----- Dataset excerpts -----

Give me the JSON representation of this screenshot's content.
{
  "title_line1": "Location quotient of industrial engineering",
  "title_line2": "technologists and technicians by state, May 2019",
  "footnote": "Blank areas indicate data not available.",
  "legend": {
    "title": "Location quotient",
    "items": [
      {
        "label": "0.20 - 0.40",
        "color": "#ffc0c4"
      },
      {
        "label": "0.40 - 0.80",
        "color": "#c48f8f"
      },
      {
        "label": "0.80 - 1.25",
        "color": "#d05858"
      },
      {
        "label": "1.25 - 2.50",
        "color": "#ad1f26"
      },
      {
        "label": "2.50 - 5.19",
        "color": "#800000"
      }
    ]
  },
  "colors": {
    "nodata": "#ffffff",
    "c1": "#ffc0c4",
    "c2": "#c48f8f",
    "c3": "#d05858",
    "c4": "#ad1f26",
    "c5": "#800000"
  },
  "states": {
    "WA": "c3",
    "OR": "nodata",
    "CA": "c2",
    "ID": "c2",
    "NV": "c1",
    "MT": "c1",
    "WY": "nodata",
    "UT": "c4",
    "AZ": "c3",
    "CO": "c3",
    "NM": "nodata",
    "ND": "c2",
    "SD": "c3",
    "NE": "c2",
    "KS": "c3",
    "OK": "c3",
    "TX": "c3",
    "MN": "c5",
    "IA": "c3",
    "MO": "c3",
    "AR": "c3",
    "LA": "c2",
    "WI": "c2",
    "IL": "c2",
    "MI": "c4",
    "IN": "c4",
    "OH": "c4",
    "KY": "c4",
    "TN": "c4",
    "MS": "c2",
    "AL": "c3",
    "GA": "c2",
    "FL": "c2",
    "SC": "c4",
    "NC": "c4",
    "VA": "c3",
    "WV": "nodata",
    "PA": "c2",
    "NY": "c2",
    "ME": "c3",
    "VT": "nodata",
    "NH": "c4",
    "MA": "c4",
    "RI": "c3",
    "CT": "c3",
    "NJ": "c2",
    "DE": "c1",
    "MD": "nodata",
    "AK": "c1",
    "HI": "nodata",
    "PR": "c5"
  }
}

-----

__Requirements__: From the listing above, extract every line exactly as it stands.

__Solution__:
Give me the JSON representation of this screenshot's content.
{
  "title_line1": "Location quotient of industrial engineering",
  "title_line2": "technologists and technicians by state, May 2019",
  "footnote": "Blank areas indicate data not available.",
  "legend": {
    "title": "Location quotient",
    "items": [
      {
        "label": "0.20 - 0.40",
        "color": "#ffc0c4"
      },
      {
        "label": "0.40 - 0.80",
        "color": "#c48f8f"
      },
      {
        "label": "0.80 - 1.25",
        "color": "#d05858"
      },
      {
        "label": "1.25 - 2.50",
        "color": "#ad1f26"
      },
      {
        "label": "2.50 - 5.19",
        "color": "#800000"
      }
    ]
  },
  "colors": {
    "nodata": "#ffffff",
    "c1": "#ffc0c4",
    "c2": "#c48f8f",
    "c3": "#d05858",
    "c4": "#ad1f26",
    "c5": "#800000"
  },
  "states": {
    "WA": "c3",
    "OR": "nodata",
    "CA": "c2",
    "ID": "c2",
    "NV": "c1",
    "MT": "c1",
    "WY": "nodata",
    "UT": "c4",
    "AZ": "c3",
    "CO": "c3",
    "NM": "nodata",
    "ND": "c2",
    "SD": "c3",
    "NE": "c2",
    "KS": "c3",
    "OK": "c3",
    "TX": "c3",
    "MN": "c5",
    "IA": "c3",
    "MO": "c3",
    "AR": "c3",
    "LA": "c2",
    "WI": "c2",
    "IL": "c2",
    "MI": "c4",
    "IN": "c4",
    "OH": "c4",
    "KY": "c4",
    "TN": "c4",
    "MS": "c2",
    "AL": "c3",
    "GA": "c2",
    "FL": "c2",
    "SC": "c4",
    "NC": "c4",
    "VA": "c3",
    "WV": "nodata",
    "PA": "c2",
    "NY": "c2",
    "ME": "c3",
    "VT": "nodata",
    "NH": "c4",
    "MA": "c4",
    "RI": "c3",
    "CT": "c3",
    "NJ": "c2",
    "DE": "c1",
    "MD": "nodata",
    "AK": "c1",
    "HI": "nodata",
    "PR": "c5"
  }
}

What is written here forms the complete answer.